Supplied material ->
● ● ● ● ● ● ●

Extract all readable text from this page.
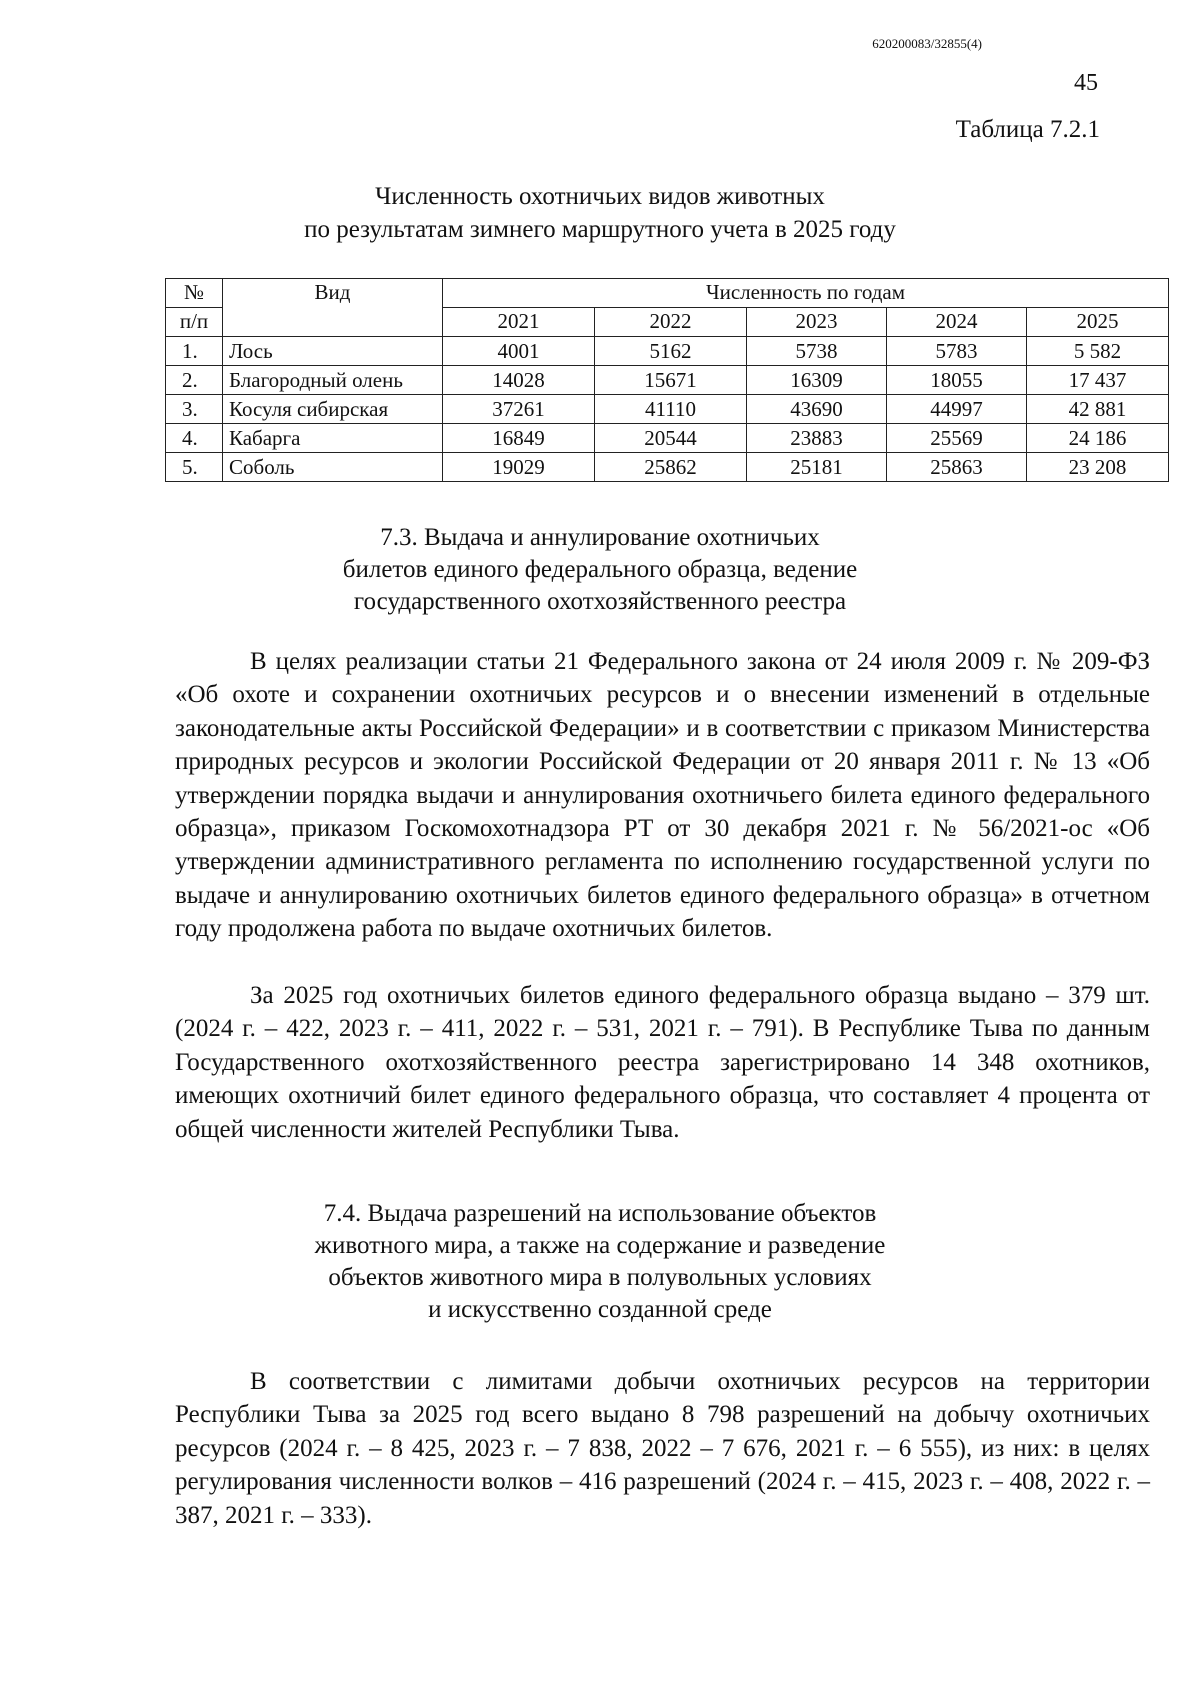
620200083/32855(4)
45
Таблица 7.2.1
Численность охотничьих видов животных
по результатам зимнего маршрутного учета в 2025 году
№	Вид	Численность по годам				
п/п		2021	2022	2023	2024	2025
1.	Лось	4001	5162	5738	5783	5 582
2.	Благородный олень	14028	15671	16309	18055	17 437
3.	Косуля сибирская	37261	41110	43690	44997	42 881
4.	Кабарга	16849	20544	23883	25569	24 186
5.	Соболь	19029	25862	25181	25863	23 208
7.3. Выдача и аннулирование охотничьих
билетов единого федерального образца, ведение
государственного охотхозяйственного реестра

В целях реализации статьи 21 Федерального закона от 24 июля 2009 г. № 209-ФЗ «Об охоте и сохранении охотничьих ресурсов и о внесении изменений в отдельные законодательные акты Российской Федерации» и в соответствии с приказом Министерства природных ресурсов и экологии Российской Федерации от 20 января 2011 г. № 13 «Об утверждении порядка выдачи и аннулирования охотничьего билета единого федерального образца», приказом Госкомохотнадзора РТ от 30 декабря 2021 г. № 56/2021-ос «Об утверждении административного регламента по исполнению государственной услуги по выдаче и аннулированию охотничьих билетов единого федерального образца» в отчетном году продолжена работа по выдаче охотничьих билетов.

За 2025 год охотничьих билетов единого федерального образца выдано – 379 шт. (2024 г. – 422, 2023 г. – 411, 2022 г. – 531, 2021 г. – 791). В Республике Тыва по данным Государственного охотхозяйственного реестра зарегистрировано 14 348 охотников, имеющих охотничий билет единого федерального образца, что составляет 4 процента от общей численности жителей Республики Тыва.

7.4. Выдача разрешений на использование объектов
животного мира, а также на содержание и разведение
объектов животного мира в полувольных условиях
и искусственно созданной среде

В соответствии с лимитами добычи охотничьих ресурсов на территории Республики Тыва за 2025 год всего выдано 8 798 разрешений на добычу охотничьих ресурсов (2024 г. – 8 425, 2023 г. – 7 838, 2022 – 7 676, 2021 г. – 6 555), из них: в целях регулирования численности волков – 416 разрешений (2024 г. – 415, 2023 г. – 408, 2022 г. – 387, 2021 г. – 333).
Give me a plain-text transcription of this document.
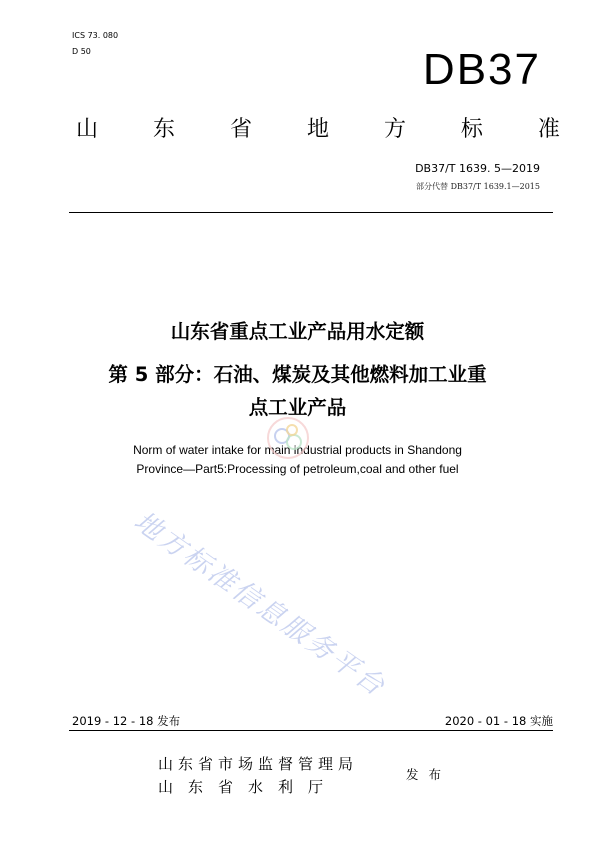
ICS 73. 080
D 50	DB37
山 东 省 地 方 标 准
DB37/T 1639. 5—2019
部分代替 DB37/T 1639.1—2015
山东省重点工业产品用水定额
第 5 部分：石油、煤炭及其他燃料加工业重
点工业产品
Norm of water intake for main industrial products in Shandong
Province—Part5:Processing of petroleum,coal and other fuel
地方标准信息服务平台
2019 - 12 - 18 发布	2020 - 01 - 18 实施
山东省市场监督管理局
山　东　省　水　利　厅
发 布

● ● ● ● ● ● ●

What is required -> Return each line in the records that holds the string "мира".

Expected output ->
животного мира, а также на содержание и разведение
объектов животного мира в полувольных условиях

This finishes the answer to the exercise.